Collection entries
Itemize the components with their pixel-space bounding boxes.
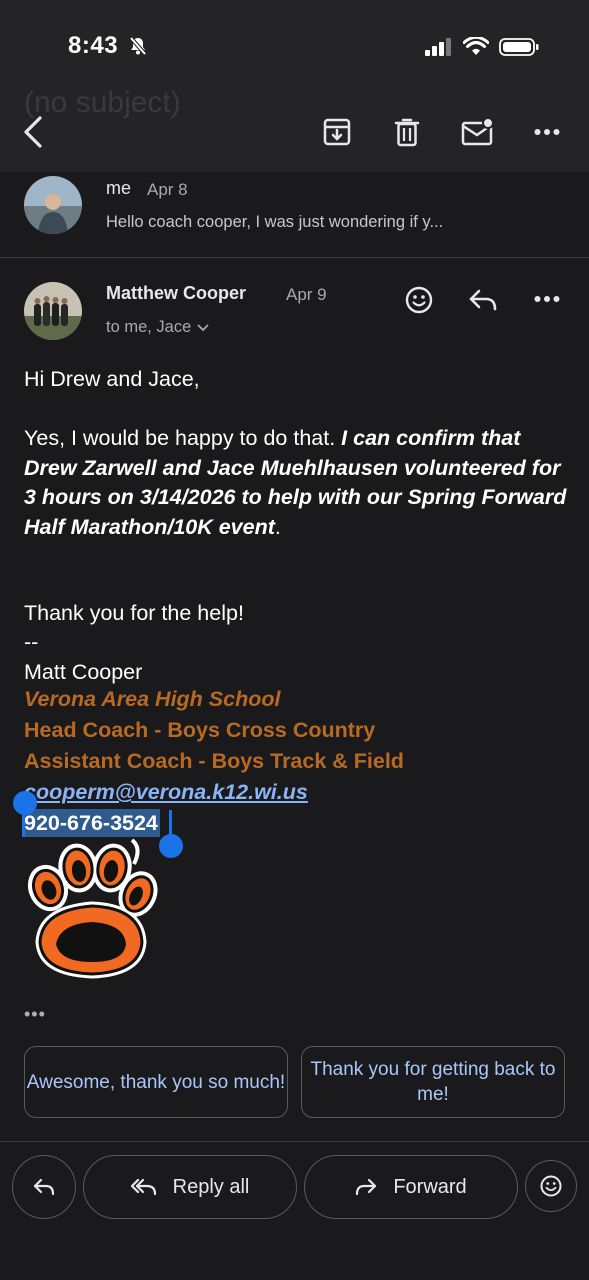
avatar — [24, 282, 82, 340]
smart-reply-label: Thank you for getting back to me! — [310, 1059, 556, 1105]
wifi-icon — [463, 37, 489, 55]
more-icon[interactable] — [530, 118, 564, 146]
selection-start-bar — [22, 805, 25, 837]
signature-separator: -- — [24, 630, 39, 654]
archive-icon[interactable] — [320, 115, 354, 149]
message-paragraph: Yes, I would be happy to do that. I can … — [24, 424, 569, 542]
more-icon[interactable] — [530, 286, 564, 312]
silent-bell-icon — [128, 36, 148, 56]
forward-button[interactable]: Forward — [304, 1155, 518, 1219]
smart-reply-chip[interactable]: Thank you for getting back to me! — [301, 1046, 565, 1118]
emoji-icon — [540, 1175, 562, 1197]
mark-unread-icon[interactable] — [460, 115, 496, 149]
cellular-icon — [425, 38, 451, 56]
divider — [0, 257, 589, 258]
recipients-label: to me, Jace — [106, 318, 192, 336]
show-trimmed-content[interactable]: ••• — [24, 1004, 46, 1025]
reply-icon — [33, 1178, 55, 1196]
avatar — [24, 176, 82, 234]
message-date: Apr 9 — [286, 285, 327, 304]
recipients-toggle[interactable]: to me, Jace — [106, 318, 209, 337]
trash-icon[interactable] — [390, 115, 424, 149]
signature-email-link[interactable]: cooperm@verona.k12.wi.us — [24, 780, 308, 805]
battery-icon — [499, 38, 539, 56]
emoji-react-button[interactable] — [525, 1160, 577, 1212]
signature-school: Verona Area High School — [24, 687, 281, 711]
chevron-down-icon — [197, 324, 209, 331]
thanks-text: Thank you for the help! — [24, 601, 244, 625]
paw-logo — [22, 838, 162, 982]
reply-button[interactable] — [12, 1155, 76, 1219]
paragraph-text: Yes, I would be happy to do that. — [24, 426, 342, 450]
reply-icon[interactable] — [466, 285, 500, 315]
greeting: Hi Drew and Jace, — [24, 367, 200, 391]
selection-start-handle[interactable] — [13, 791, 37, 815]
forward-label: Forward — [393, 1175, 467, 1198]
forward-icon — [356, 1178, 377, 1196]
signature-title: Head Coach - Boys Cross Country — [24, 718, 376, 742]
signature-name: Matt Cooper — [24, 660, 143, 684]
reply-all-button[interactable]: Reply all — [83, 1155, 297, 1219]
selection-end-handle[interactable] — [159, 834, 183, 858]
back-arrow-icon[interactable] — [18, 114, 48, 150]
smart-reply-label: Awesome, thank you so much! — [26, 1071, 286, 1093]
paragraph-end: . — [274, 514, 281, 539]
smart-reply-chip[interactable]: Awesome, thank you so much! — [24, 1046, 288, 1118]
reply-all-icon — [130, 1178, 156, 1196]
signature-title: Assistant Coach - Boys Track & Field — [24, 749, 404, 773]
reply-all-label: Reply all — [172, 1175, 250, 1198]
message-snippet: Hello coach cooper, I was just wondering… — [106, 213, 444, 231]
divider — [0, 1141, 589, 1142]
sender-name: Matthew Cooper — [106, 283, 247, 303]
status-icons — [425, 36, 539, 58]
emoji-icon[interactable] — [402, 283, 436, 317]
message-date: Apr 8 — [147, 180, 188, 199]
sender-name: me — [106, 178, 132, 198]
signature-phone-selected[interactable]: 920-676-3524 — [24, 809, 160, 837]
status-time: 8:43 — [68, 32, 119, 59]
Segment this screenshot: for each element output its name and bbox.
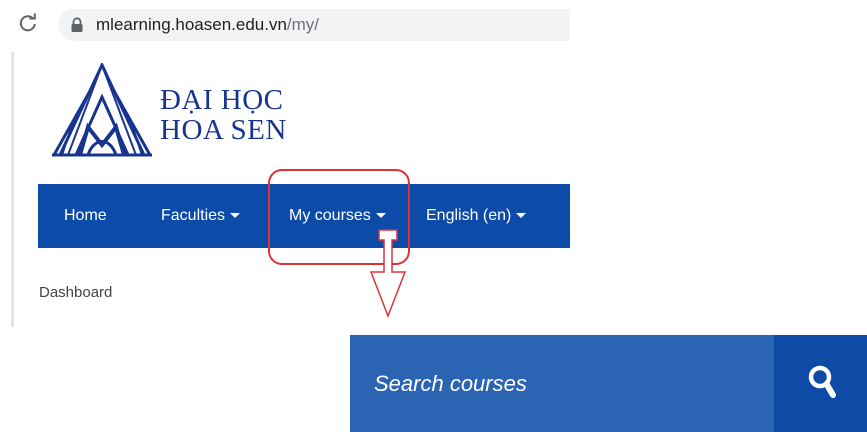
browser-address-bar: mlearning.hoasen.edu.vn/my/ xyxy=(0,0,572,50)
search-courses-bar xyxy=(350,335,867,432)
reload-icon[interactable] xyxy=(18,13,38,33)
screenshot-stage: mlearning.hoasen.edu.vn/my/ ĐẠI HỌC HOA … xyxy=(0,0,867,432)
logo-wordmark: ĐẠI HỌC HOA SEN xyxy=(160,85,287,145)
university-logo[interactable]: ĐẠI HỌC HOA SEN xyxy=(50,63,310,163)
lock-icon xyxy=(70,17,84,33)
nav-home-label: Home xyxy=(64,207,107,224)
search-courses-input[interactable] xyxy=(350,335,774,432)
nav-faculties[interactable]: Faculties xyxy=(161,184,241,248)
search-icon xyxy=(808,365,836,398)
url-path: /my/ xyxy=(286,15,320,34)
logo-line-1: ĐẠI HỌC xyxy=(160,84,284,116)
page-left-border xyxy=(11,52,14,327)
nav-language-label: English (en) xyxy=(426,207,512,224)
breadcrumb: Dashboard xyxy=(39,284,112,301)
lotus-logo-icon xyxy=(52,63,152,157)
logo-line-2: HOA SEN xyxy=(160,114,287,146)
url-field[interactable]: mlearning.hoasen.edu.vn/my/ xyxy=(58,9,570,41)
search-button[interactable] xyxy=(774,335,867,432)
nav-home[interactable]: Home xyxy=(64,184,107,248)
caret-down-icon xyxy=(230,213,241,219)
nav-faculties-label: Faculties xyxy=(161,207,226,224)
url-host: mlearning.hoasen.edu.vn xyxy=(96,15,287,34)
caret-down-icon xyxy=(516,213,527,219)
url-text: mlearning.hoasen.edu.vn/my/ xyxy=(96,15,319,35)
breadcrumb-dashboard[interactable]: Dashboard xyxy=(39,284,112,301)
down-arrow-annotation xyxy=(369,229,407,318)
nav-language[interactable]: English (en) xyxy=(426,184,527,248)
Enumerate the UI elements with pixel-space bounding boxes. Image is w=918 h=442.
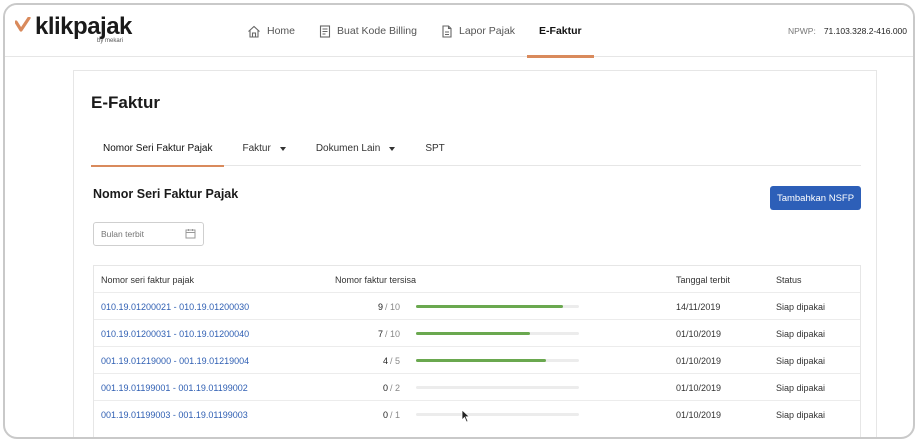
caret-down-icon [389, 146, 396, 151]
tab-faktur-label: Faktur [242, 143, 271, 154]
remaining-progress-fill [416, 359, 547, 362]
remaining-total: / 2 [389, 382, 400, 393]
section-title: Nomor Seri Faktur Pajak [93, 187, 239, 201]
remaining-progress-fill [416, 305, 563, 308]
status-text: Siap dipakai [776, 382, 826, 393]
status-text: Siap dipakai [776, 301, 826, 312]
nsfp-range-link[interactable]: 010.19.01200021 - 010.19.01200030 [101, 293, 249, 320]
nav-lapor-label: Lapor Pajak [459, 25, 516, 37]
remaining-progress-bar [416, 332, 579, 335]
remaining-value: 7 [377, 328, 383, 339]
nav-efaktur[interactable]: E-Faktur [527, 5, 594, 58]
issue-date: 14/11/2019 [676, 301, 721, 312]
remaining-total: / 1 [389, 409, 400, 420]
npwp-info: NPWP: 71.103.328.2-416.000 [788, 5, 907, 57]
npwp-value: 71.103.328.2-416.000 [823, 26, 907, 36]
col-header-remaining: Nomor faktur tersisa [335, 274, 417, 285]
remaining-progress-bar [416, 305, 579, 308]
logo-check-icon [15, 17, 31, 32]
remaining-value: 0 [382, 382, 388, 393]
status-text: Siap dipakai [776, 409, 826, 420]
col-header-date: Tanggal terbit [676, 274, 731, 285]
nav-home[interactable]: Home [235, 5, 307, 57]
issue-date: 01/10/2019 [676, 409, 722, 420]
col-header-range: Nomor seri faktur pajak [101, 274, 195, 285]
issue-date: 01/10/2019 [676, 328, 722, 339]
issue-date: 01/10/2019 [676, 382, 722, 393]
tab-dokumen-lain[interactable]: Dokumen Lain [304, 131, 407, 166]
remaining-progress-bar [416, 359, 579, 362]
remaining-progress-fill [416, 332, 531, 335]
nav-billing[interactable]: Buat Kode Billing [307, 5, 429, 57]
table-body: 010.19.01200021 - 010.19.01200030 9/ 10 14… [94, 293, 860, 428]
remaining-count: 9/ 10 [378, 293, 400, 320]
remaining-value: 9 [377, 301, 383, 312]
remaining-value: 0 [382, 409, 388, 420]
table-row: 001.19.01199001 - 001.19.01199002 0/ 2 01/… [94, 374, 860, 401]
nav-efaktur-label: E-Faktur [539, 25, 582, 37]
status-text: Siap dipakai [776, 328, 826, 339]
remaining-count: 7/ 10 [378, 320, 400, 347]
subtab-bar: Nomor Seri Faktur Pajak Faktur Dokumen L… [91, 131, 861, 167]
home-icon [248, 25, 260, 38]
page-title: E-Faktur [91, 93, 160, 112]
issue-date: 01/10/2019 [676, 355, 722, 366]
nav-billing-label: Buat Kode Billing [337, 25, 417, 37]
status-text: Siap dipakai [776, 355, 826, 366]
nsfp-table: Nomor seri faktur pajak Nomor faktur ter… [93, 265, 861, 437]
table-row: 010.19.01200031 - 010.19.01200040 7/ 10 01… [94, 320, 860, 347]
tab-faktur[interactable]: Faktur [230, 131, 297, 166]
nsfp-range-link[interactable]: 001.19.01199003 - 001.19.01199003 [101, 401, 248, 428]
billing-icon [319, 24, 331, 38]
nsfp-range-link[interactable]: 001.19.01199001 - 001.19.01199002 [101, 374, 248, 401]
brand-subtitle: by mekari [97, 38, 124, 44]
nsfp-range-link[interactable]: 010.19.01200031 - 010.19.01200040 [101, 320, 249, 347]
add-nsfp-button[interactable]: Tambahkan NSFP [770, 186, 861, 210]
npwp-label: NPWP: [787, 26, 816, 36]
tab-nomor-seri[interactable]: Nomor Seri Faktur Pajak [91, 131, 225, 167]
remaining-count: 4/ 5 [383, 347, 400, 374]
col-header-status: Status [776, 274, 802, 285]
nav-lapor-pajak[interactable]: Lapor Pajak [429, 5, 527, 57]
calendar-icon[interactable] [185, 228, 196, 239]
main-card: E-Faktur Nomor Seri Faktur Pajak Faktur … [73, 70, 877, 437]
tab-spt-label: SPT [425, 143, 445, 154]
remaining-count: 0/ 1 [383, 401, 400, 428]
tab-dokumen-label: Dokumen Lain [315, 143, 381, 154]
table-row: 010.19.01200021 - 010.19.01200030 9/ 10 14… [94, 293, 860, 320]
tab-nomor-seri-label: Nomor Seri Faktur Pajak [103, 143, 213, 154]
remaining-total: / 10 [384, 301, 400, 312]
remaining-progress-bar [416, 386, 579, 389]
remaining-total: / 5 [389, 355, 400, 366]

What the exercise asks:
Copy the entry lines character for character, from the line with "avatar — [24, 282, 82, 340]" to the line with "trash-icon[interactable] — [390, 115, 424, 149]", including both of those lines.

Exercise result:
avatar — [24, 282, 82, 340]
smart-reply-label: Thank you for getting back to me! — [310, 1059, 556, 1105]
wifi-icon — [463, 37, 489, 55]
more-icon[interactable] — [530, 118, 564, 146]
selection-start-bar — [22, 805, 25, 837]
signature-separator: -- — [24, 630, 39, 654]
archive-icon[interactable] — [320, 115, 354, 149]
message-paragraph: Yes, I would be happy to do that. I can … — [24, 424, 569, 542]
more-icon[interactable] — [530, 286, 564, 312]
silent-bell-icon — [128, 36, 148, 56]
forward-button[interactable]: Forward — [304, 1155, 518, 1219]
smart-reply-chip[interactable]: Thank you for getting back to me! — [301, 1046, 565, 1118]
emoji-icon — [540, 1175, 562, 1197]
mark-unread-icon[interactable] — [460, 115, 496, 149]
cellular-icon — [425, 38, 451, 56]
divider — [0, 257, 589, 258]
recipients-label: to me, Jace — [106, 318, 192, 336]
show-trimmed-content[interactable]: ••• — [24, 1004, 46, 1025]
reply-icon — [33, 1178, 55, 1196]
avatar — [24, 176, 82, 234]
message-date: Apr 9 — [286, 285, 327, 304]
recipients-toggle[interactable]: to me, Jace — [106, 318, 209, 337]
trash-icon[interactable] — [390, 115, 424, 149]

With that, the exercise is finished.